_YOUR GOAL_
Which lines of the records contain "Fahrstufe"? Collect every one of them.

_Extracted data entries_

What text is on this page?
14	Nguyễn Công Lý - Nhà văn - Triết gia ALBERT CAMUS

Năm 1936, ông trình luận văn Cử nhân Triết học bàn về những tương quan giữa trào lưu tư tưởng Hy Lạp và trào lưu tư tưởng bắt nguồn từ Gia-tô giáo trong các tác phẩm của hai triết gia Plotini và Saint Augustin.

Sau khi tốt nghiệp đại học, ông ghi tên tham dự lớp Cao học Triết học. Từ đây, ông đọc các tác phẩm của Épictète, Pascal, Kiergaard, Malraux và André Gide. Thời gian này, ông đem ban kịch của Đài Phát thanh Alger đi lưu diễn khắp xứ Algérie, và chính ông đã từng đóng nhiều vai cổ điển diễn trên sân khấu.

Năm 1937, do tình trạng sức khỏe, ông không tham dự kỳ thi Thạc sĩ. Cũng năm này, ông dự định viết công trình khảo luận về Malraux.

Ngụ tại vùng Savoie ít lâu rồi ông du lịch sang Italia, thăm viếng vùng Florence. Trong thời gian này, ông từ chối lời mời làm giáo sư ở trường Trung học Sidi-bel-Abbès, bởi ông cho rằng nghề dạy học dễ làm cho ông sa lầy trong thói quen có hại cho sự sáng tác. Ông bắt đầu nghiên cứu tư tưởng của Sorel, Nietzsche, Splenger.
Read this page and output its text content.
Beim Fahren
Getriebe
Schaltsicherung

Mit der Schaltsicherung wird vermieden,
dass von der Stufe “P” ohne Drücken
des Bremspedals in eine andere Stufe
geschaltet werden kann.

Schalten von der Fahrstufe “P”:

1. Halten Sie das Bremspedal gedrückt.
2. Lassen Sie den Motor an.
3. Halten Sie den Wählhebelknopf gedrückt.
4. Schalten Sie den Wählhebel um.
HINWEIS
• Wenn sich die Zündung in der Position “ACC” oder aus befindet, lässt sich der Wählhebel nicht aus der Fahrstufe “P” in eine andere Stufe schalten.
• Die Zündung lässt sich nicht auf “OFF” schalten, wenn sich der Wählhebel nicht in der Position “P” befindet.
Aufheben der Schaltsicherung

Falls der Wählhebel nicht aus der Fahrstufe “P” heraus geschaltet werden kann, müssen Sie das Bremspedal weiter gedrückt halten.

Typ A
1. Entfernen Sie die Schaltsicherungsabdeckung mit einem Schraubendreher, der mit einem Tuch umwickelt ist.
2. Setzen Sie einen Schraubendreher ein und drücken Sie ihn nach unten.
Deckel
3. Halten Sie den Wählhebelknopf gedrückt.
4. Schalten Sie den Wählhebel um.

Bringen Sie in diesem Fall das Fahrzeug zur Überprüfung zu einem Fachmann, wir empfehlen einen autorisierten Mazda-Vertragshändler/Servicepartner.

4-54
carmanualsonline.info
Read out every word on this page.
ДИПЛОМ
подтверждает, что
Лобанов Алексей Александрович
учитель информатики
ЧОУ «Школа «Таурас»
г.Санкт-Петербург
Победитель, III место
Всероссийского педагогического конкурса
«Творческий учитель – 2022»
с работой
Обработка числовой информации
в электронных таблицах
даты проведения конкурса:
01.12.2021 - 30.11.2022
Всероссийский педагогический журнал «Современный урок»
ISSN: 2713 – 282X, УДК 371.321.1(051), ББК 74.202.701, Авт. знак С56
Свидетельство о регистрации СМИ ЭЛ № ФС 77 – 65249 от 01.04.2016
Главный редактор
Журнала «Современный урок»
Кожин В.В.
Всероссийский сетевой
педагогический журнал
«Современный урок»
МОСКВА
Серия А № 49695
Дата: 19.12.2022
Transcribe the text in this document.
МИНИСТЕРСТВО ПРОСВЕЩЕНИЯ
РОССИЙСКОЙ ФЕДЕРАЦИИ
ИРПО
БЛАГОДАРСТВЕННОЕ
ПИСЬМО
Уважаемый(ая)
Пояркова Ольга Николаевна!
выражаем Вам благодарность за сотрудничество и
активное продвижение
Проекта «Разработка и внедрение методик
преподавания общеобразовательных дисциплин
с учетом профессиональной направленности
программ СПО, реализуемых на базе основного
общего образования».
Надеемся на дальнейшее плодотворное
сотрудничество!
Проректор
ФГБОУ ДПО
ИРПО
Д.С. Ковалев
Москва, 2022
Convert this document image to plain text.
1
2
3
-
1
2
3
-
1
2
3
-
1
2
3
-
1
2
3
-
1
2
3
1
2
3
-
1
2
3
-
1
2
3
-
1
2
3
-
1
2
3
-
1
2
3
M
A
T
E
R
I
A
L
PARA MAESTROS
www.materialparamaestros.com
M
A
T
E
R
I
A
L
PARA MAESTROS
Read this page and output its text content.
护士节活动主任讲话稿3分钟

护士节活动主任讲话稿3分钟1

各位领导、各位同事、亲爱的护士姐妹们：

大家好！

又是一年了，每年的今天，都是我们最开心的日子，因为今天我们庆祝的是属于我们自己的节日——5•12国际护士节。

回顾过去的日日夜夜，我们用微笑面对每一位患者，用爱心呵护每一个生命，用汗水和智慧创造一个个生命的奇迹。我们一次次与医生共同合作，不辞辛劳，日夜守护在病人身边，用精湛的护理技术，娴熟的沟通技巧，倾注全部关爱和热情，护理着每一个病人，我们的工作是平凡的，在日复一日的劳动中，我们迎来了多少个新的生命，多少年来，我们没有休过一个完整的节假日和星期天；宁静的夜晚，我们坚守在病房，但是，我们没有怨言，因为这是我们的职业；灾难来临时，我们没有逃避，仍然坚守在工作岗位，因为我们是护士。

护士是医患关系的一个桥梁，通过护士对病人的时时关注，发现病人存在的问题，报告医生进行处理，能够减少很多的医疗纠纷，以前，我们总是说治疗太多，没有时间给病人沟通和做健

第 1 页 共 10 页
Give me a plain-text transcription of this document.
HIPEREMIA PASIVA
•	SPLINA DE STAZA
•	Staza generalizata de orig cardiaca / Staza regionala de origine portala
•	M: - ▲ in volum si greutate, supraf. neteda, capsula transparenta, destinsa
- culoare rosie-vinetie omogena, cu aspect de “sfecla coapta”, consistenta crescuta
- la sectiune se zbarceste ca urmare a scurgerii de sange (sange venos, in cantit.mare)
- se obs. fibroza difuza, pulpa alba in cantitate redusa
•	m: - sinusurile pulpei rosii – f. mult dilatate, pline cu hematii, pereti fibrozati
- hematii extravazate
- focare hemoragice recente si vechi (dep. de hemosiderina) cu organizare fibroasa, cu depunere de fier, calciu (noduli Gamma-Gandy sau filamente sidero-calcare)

_SOLUTION FOR THIS TASK_
Schalten von der Fahrstufe “P”:
• Wenn sich die Zündung in der Position “ACC” oder aus befindet, lässt sich der Wählhebel nicht aus der Fahrstufe “P” in eine andere Stufe schalten.
Falls der Wählhebel nicht aus der Fahrstufe “P” heraus geschaltet werden kann, müssen Sie das Bremspedal weiter gedrückt halten.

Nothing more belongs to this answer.